→ DO THIS
Find how many lines in the data below include the word "title", then write only that number.

→ RECORDED DATA
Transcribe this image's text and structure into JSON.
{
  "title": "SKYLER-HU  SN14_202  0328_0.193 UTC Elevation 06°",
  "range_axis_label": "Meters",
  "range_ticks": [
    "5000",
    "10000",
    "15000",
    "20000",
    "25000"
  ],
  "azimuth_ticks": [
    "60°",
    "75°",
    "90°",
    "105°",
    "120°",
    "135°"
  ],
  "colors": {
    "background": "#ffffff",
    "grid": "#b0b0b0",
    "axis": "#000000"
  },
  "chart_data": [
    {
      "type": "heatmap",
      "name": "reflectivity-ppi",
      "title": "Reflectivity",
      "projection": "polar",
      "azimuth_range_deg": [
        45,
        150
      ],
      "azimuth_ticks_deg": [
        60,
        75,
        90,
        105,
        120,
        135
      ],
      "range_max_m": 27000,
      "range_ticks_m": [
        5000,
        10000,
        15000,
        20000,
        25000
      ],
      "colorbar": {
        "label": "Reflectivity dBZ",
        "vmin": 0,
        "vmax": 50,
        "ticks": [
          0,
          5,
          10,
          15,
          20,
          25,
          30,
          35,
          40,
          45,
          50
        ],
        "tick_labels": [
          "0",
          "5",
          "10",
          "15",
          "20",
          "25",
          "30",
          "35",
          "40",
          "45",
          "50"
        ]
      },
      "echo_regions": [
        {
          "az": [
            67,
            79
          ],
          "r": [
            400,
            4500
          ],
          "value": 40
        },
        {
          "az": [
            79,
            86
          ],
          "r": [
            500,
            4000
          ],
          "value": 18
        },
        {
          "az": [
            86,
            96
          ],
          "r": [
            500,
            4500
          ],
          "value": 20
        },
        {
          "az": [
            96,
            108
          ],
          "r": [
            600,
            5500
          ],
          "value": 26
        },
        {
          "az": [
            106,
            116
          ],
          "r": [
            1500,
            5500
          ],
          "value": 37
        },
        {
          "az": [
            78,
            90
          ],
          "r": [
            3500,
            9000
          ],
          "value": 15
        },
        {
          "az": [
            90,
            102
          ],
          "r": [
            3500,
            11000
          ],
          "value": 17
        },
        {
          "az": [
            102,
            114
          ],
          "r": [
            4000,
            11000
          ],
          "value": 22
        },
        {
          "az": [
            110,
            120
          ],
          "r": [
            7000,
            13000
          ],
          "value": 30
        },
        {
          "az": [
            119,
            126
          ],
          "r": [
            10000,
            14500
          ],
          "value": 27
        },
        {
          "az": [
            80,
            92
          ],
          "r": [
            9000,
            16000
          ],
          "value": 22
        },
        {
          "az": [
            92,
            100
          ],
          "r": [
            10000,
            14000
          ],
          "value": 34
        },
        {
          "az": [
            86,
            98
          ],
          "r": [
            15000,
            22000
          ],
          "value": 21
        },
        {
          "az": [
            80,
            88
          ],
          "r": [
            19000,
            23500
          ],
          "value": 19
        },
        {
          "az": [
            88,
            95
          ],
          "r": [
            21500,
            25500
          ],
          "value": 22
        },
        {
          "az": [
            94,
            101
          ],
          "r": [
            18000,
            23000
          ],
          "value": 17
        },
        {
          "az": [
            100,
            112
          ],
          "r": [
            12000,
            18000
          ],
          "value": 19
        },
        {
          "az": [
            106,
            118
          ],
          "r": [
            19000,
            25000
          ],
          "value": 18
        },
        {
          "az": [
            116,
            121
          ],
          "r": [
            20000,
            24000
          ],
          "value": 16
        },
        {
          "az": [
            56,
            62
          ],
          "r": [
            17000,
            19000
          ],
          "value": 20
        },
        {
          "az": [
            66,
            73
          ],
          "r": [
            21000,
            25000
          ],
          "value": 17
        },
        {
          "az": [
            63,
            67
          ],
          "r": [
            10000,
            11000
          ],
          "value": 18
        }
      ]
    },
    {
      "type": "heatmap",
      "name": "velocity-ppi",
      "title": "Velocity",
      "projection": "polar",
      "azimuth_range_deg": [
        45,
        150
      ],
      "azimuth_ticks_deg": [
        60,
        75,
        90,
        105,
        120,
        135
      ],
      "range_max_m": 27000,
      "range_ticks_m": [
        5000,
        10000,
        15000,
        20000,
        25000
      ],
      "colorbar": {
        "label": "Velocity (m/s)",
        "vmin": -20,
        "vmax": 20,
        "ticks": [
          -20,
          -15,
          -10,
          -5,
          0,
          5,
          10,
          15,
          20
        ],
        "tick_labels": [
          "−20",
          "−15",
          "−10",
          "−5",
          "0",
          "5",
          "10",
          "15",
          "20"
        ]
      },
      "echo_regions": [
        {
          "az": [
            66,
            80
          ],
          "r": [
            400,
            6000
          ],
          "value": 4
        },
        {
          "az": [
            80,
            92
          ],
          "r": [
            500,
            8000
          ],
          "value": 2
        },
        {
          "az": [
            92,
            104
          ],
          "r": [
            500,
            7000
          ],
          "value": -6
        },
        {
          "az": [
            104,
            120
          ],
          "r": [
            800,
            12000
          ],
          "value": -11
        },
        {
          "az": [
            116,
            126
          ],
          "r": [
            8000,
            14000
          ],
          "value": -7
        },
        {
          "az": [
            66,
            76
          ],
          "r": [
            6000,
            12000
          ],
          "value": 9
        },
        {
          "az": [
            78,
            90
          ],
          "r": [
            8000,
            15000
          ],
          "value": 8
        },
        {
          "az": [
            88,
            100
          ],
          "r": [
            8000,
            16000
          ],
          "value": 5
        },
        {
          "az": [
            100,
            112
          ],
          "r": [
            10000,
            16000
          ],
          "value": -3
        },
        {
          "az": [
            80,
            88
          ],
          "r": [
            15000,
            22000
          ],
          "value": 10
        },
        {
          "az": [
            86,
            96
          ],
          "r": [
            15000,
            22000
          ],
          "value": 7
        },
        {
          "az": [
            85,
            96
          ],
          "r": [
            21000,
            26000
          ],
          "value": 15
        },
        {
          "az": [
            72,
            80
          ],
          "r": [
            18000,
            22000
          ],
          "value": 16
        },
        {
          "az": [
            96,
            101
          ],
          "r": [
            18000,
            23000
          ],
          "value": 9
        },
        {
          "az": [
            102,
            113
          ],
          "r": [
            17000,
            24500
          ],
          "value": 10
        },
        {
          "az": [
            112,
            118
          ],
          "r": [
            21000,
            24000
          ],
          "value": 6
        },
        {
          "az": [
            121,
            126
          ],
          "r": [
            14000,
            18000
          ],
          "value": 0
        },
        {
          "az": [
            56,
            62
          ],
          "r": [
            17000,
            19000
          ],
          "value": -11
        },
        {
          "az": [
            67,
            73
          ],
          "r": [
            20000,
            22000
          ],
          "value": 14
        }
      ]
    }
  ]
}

→ RESPONSE TO THIS TASK
3